[START Page excerpt]
Rockwell Automation Inc said on Tuesday that 2009 will be a challenging year for the manufacturing solutions provider, with profits expected to fall 18.5 per cent by the end of the fiscal year, according to a report from Reuters.

The group has been full of tumultuous news of late, with an announcement last month that it would cut 2 per cent or 600 of its administration and sales staff, and the most recent local announcement this week that it will streamline its Australian distribution model from the current 27 outlets country-wide to only two companies next year.

According to Reuters, Rockwell expects recessionary conditions to worsen in Europe and the United States, but is hoping this doesn’t affect Asia and Latin America — which produce the bullk of the world’s manufacturing centres — too much.

“Where we’re now thinking we’ll see some growth in Asia, some growth in Latin America, if there’s a very deep European and U.S. recession, that could bring those growth rates negative,” said Rockwell chief executive Keith Nosbusch in a phone interview with Reuters.

Rockwell will release its fourth quarter 2009 financial results in a meeting with board members this Thursday 13th November.

According to an analyst on Monday, Rockwell’s plan to slash staff has provided a positive outcome for the multinational.

“Since the company started bringing down their numbers in the middle of the year, it seems like their planning since that point has been pretty good,” said an analyst from New York, as quoted by Reuters.

“That should give investors some level of comfort — as much as you can have right now — that they are trying to take every potential headwind into account.”
[END Page excerpt]
[START Source material]
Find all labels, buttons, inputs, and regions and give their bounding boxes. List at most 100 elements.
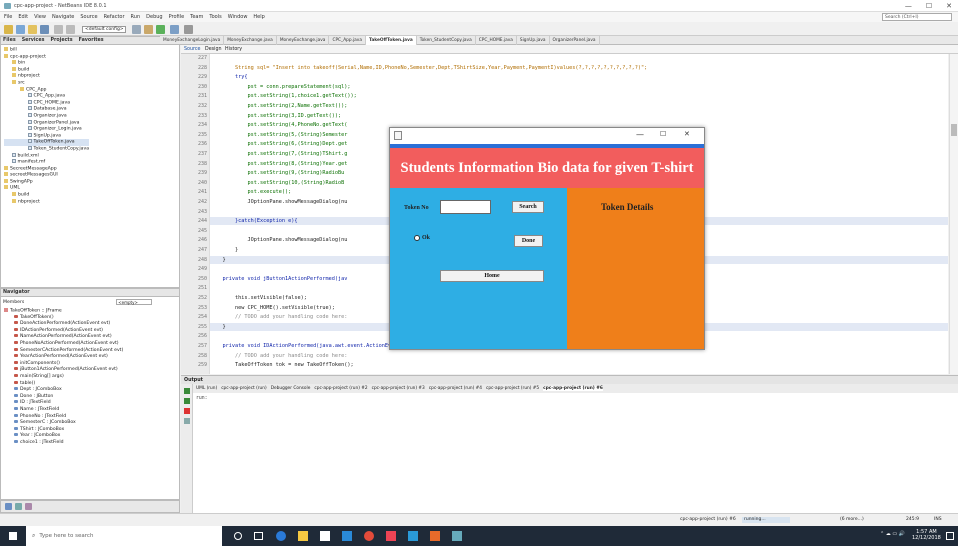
[END Source material]
*Objective*:
Translate this sentence from the Rockwell Automation article into Spanish: "According to an analyst on Monday, Rockwell's plan to slash staff has provided a positive outcome for the multinational."

*Exercise answer*:
Según un analista el lunes, el plan de Rockwell de recortar personal ha dado un resultado positivo para la multinacional.